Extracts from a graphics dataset
___

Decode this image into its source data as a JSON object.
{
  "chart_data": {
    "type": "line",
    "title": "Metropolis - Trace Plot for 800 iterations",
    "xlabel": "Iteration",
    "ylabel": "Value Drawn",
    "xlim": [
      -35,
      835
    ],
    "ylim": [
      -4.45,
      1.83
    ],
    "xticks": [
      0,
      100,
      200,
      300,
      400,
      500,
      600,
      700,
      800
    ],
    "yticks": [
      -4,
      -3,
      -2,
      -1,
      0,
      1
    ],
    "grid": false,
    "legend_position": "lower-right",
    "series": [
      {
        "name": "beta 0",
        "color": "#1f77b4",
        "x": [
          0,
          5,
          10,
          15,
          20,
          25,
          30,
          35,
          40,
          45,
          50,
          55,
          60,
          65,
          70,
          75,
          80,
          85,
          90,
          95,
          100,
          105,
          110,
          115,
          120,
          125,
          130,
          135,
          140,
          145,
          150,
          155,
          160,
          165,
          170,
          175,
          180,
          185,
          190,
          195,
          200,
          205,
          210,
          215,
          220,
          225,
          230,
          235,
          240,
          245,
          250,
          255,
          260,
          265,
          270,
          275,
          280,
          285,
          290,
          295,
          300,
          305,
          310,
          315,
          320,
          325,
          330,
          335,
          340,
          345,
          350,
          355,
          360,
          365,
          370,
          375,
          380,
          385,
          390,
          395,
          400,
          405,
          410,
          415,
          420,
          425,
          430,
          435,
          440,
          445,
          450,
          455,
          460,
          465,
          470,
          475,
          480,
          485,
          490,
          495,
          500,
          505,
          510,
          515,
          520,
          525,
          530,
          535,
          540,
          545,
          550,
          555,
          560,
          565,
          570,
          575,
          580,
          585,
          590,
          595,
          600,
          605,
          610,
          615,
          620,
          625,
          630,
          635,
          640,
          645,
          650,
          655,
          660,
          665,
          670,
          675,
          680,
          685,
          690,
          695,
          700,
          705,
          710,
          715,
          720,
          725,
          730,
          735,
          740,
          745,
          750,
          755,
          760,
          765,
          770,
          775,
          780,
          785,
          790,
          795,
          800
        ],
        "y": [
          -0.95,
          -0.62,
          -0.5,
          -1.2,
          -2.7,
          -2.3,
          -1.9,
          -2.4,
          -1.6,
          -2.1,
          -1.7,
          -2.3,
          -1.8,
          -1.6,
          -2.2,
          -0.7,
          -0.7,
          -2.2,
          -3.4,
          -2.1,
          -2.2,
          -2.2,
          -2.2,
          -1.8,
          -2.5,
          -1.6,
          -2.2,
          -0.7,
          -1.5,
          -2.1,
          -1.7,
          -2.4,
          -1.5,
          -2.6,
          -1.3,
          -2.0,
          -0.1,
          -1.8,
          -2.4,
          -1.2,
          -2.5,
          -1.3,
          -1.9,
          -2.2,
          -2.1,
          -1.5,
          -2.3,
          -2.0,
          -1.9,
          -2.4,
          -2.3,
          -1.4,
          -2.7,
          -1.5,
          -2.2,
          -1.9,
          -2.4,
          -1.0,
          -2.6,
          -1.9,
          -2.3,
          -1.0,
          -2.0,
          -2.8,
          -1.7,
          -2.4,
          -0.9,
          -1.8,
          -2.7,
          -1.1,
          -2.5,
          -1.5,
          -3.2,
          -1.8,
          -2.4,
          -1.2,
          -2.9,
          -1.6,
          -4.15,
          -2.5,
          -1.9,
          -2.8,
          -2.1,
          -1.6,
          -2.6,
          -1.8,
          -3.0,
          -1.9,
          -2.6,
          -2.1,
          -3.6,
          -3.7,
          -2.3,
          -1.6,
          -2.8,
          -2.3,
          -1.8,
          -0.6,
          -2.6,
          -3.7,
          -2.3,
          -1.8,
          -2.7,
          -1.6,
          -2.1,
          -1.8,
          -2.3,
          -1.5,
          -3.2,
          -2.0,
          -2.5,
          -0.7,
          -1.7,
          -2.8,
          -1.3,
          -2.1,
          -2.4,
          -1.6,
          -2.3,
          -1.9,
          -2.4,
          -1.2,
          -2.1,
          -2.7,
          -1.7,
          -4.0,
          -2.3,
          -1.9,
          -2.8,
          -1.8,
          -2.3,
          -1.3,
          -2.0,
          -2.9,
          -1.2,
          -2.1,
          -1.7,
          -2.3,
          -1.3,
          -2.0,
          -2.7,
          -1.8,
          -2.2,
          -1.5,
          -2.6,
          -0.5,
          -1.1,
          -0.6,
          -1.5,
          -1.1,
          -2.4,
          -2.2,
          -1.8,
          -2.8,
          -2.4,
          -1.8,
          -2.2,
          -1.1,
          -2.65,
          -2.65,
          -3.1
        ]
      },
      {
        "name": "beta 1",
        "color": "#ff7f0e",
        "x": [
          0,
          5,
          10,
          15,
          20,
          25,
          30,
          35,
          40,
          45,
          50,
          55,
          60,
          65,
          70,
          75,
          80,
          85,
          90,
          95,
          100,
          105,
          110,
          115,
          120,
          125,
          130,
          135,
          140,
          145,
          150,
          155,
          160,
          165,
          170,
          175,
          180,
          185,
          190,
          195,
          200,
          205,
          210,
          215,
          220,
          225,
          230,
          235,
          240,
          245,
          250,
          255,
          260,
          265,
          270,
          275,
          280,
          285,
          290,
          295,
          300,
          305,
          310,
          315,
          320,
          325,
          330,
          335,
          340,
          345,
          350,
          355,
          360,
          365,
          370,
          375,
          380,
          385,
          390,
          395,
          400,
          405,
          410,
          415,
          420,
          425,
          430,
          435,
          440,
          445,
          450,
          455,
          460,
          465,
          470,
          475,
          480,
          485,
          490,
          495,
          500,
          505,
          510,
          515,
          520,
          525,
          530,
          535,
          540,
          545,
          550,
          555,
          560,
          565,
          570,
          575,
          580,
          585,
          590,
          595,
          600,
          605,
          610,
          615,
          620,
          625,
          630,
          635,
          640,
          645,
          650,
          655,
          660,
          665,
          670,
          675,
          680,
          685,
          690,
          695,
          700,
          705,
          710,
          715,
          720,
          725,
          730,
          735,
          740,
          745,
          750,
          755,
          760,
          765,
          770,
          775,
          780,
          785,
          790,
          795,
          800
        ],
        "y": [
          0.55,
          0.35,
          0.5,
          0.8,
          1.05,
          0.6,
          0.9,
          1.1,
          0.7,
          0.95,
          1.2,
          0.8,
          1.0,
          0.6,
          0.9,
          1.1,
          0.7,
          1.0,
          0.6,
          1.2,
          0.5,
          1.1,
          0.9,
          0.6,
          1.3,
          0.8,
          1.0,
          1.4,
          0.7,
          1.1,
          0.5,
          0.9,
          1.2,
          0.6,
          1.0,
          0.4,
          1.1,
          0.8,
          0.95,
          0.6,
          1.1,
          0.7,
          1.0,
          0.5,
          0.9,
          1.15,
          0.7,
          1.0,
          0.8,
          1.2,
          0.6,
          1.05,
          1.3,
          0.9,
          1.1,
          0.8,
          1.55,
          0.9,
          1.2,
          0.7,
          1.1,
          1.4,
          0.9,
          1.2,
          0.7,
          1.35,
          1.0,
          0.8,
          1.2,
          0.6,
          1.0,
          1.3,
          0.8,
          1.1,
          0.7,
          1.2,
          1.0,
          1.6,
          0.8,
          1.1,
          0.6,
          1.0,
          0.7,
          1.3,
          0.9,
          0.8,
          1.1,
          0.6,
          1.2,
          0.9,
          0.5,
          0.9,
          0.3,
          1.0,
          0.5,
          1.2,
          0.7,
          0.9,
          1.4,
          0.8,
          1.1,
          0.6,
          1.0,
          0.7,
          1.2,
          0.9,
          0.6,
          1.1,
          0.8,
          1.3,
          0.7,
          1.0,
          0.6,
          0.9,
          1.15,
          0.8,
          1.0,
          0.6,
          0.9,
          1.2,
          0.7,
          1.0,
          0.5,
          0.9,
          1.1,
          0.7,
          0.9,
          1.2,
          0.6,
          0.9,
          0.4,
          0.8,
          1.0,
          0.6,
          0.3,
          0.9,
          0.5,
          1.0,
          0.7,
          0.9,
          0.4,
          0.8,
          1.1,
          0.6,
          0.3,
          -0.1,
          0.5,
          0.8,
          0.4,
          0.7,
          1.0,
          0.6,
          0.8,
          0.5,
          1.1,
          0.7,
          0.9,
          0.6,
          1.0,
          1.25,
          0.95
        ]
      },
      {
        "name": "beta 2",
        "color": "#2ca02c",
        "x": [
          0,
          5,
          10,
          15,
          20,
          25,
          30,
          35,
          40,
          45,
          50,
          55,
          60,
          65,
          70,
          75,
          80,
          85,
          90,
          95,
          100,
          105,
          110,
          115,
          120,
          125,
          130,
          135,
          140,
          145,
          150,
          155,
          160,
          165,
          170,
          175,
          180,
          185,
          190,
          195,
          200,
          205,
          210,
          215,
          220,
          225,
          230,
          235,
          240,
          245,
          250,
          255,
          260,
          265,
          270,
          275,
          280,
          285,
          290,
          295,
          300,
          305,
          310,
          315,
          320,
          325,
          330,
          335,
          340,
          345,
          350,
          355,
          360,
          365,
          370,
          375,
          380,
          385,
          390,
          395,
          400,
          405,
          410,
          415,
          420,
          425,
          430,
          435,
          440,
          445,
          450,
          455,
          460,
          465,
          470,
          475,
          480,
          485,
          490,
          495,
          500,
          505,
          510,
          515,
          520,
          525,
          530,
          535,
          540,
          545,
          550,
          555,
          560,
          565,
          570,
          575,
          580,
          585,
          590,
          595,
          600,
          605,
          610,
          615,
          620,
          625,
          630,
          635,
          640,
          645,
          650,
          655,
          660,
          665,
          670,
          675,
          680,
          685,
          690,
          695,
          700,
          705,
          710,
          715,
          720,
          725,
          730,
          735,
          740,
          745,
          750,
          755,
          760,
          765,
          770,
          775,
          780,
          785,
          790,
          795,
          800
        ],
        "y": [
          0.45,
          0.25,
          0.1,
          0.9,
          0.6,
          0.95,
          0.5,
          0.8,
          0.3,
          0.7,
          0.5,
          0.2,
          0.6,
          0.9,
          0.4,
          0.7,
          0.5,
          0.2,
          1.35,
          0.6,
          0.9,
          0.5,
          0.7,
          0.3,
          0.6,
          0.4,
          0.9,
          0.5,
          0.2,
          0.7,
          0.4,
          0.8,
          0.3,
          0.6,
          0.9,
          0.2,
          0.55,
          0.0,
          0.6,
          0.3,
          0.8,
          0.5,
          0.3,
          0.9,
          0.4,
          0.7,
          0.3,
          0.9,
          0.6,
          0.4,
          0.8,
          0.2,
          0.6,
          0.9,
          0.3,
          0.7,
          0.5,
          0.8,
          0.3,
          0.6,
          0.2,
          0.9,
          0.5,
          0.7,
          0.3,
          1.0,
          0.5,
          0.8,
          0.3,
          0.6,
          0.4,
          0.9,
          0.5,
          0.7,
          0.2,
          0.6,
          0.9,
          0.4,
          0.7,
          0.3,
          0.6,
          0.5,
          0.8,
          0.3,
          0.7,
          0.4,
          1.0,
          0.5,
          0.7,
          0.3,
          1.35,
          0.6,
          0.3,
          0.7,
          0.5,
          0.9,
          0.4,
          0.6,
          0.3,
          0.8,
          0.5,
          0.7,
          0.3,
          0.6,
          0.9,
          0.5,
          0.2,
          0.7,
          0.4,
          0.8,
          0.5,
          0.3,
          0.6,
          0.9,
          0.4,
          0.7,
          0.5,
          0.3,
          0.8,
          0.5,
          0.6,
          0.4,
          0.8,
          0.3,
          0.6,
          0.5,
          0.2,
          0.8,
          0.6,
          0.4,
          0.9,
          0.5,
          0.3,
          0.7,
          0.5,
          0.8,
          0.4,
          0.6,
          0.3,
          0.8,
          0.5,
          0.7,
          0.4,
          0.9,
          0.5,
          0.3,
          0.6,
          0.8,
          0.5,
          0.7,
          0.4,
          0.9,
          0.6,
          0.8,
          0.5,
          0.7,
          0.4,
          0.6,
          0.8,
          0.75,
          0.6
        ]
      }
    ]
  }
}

___

### Given task
Pick out the lines above that hold the string "color" and show them.

### Exercise output
        "color": "#1f77b4",
        "color": "#ff7f0e",
        "color": "#2ca02c",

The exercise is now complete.